• [RECORDS SUPPLIED]

——————

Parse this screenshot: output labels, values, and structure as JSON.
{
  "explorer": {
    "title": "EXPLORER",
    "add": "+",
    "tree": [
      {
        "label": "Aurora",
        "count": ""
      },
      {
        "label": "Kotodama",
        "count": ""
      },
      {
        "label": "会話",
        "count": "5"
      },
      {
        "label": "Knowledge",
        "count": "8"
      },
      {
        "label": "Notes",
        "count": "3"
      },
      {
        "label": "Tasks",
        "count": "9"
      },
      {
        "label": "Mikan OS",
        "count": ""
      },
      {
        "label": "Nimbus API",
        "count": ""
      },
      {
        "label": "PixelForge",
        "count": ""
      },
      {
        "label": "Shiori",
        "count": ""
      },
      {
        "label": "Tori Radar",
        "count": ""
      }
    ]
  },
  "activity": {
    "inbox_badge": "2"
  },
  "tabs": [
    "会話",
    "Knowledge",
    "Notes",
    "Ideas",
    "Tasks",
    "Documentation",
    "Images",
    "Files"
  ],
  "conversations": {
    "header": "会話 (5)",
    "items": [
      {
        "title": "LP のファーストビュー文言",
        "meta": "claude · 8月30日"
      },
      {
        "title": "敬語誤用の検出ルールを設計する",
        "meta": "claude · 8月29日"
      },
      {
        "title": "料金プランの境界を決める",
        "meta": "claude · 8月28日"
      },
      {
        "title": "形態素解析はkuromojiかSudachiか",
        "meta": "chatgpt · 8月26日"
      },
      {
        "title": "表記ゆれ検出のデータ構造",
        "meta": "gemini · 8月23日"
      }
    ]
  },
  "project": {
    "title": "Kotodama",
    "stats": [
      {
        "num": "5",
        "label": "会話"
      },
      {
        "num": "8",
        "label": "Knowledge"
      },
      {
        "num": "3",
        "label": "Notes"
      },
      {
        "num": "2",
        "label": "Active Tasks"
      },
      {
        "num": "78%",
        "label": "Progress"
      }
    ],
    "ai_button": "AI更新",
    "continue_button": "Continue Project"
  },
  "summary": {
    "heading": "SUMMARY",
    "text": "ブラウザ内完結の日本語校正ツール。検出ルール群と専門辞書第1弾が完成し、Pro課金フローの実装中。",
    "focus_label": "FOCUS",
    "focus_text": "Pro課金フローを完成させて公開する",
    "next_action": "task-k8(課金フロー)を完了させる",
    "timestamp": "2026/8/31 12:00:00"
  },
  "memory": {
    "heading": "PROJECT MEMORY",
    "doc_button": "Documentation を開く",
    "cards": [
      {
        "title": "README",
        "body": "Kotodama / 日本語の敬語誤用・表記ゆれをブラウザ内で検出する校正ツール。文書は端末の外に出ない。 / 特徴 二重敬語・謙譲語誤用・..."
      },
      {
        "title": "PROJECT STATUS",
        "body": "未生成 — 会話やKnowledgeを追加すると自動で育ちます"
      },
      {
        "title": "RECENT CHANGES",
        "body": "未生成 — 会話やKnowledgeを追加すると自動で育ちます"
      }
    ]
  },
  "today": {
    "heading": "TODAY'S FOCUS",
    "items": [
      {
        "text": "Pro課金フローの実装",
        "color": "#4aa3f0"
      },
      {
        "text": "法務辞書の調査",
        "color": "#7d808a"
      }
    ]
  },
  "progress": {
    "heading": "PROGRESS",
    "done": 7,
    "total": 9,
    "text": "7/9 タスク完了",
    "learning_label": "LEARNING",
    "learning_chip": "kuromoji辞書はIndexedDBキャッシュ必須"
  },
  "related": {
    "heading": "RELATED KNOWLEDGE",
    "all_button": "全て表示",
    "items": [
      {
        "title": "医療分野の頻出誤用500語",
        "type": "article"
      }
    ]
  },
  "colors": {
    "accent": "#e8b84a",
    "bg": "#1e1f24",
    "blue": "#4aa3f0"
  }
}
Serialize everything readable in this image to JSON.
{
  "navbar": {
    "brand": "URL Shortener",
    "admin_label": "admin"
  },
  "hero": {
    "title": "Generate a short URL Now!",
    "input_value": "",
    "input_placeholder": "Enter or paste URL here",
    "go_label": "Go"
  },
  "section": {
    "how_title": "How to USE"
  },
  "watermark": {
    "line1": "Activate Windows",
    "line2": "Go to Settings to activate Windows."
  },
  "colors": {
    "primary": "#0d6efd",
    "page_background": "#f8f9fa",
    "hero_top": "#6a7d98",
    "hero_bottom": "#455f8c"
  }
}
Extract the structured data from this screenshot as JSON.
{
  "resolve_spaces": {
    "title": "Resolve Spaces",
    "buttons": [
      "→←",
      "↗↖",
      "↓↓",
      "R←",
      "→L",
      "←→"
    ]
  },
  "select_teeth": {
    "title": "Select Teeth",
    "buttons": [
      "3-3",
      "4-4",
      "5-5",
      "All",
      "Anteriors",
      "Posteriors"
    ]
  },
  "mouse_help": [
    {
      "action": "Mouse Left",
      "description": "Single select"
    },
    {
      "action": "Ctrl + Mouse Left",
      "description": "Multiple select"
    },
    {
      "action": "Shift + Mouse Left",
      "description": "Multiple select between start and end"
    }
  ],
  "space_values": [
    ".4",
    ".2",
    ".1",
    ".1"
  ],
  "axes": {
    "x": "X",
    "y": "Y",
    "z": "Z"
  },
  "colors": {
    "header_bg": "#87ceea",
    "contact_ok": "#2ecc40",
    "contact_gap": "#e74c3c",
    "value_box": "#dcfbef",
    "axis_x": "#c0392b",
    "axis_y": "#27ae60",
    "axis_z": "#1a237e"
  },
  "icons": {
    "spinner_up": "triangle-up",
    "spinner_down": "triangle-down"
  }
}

——————

• [DESCRIPTION OF THE TASK]
Provide an exact reproduction of all the entries shown above.

• [CORRECT OUTPUT]
Parse this screenshot: output labels, values, and structure as JSON.
{
  "explorer": {
    "title": "EXPLORER",
    "add": "+",
    "tree": [
      {
        "label": "Aurora",
        "count": ""
      },
      {
        "label": "Kotodama",
        "count": ""
      },
      {
        "label": "会話",
        "count": "5"
      },
      {
        "label": "Knowledge",
        "count": "8"
      },
      {
        "label": "Notes",
        "count": "3"
      },
      {
        "label": "Tasks",
        "count": "9"
      },
      {
        "label": "Mikan OS",
        "count": ""
      },
      {
        "label": "Nimbus API",
        "count": ""
      },
      {
        "label": "PixelForge",
        "count": ""
      },
      {
        "label": "Shiori",
        "count": ""
      },
      {
        "label": "Tori Radar",
        "count": ""
      }
    ]
  },
  "activity": {
    "inbox_badge": "2"
  },
  "tabs": [
    "会話",
    "Knowledge",
    "Notes",
    "Ideas",
    "Tasks",
    "Documentation",
    "Images",
    "Files"
  ],
  "conversations": {
    "header": "会話 (5)",
    "items": [
      {
        "title": "LP のファーストビュー文言",
        "meta": "claude · 8月30日"
      },
      {
        "title": "敬語誤用の検出ルールを設計する",
        "meta": "claude · 8月29日"
      },
      {
        "title": "料金プランの境界を決める",
        "meta": "claude · 8月28日"
      },
      {
        "title": "形態素解析はkuromojiかSudachiか",
        "meta": "chatgpt · 8月26日"
      },
      {
        "title": "表記ゆれ検出のデータ構造",
        "meta": "gemini · 8月23日"
      }
    ]
  },
  "project": {
    "title": "Kotodama",
    "stats": [
      {
        "num": "5",
        "label": "会話"
      },
      {
        "num": "8",
        "label": "Knowledge"
      },
      {
        "num": "3",
        "label": "Notes"
      },
      {
        "num": "2",
        "label": "Active Tasks"
      },
      {
        "num": "78%",
        "label": "Progress"
      }
    ],
    "ai_button": "AI更新",
    "continue_button": "Continue Project"
  },
  "summary": {
    "heading": "SUMMARY",
    "text": "ブラウザ内完結の日本語校正ツール。検出ルール群と専門辞書第1弾が完成し、Pro課金フローの実装中。",
    "focus_label": "FOCUS",
    "focus_text": "Pro課金フローを完成させて公開する",
    "next_action": "task-k8(課金フロー)を完了させる",
    "timestamp": "2026/8/31 12:00:00"
  },
  "memory": {
    "heading": "PROJECT MEMORY",
    "doc_button": "Documentation を開く",
    "cards": [
      {
        "title": "README",
        "body": "Kotodama / 日本語の敬語誤用・表記ゆれをブラウザ内で検出する校正ツール。文書は端末の外に出ない。 / 特徴 二重敬語・謙譲語誤用・..."
      },
      {
        "title": "PROJECT STATUS",
        "body": "未生成 — 会話やKnowledgeを追加すると自動で育ちます"
      },
      {
        "title": "RECENT CHANGES",
        "body": "未生成 — 会話やKnowledgeを追加すると自動で育ちます"
      }
    ]
  },
  "today": {
    "heading": "TODAY'S FOCUS",
    "items": [
      {
        "text": "Pro課金フローの実装",
        "color": "#4aa3f0"
      },
      {
        "text": "法務辞書の調査",
        "color": "#7d808a"
      }
    ]
  },
  "progress": {
    "heading": "PROGRESS",
    "done": 7,
    "total": 9,
    "text": "7/9 タスク完了",
    "learning_label": "LEARNING",
    "learning_chip": "kuromoji辞書はIndexedDBキャッシュ必須"
  },
  "related": {
    "heading": "RELATED KNOWLEDGE",
    "all_button": "全て表示",
    "items": [
      {
        "title": "医療分野の頻出誤用500語",
        "type": "article"
      }
    ]
  },
  "colors": {
    "accent": "#e8b84a",
    "bg": "#1e1f24",
    "blue": "#4aa3f0"
  }
}
Serialize everything readable in this image to JSON.
{
  "navbar": {
    "brand": "URL Shortener",
    "admin_label": "admin"
  },
  "hero": {
    "title": "Generate a short URL Now!",
    "input_value": "",
    "input_placeholder": "Enter or paste URL here",
    "go_label": "Go"
  },
  "section": {
    "how_title": "How to USE"
  },
  "watermark": {
    "line1": "Activate Windows",
    "line2": "Go to Settings to activate Windows."
  },
  "colors": {
    "primary": "#0d6efd",
    "page_background": "#f8f9fa",
    "hero_top": "#6a7d98",
    "hero_bottom": "#455f8c"
  }
}
Extract the structured data from this screenshot as JSON.
{
  "resolve_spaces": {
    "title": "Resolve Spaces",
    "buttons": [
      "→←",
      "↗↖",
      "↓↓",
      "R←",
      "→L",
      "←→"
    ]
  },
  "select_teeth": {
    "title": "Select Teeth",
    "buttons": [
      "3-3",
      "4-4",
      "5-5",
      "All",
      "Anteriors",
      "Posteriors"
    ]
  },
  "mouse_help": [
    {
      "action": "Mouse Left",
      "description": "Single select"
    },
    {
      "action": "Ctrl + Mouse Left",
      "description": "Multiple select"
    },
    {
      "action": "Shift + Mouse Left",
      "description": "Multiple select between start and end"
    }
  ],
  "space_values": [
    ".4",
    ".2",
    ".1",
    ".1"
  ],
  "axes": {
    "x": "X",
    "y": "Y",
    "z": "Z"
  },
  "colors": {
    "header_bg": "#87ceea",
    "contact_ok": "#2ecc40",
    "contact_gap": "#e74c3c",
    "value_box": "#dcfbef",
    "axis_x": "#c0392b",
    "axis_y": "#27ae60",
    "axis_z": "#1a237e"
  },
  "icons": {
    "spinner_up": "triangle-up",
    "spinner_down": "triangle-down"
  }
}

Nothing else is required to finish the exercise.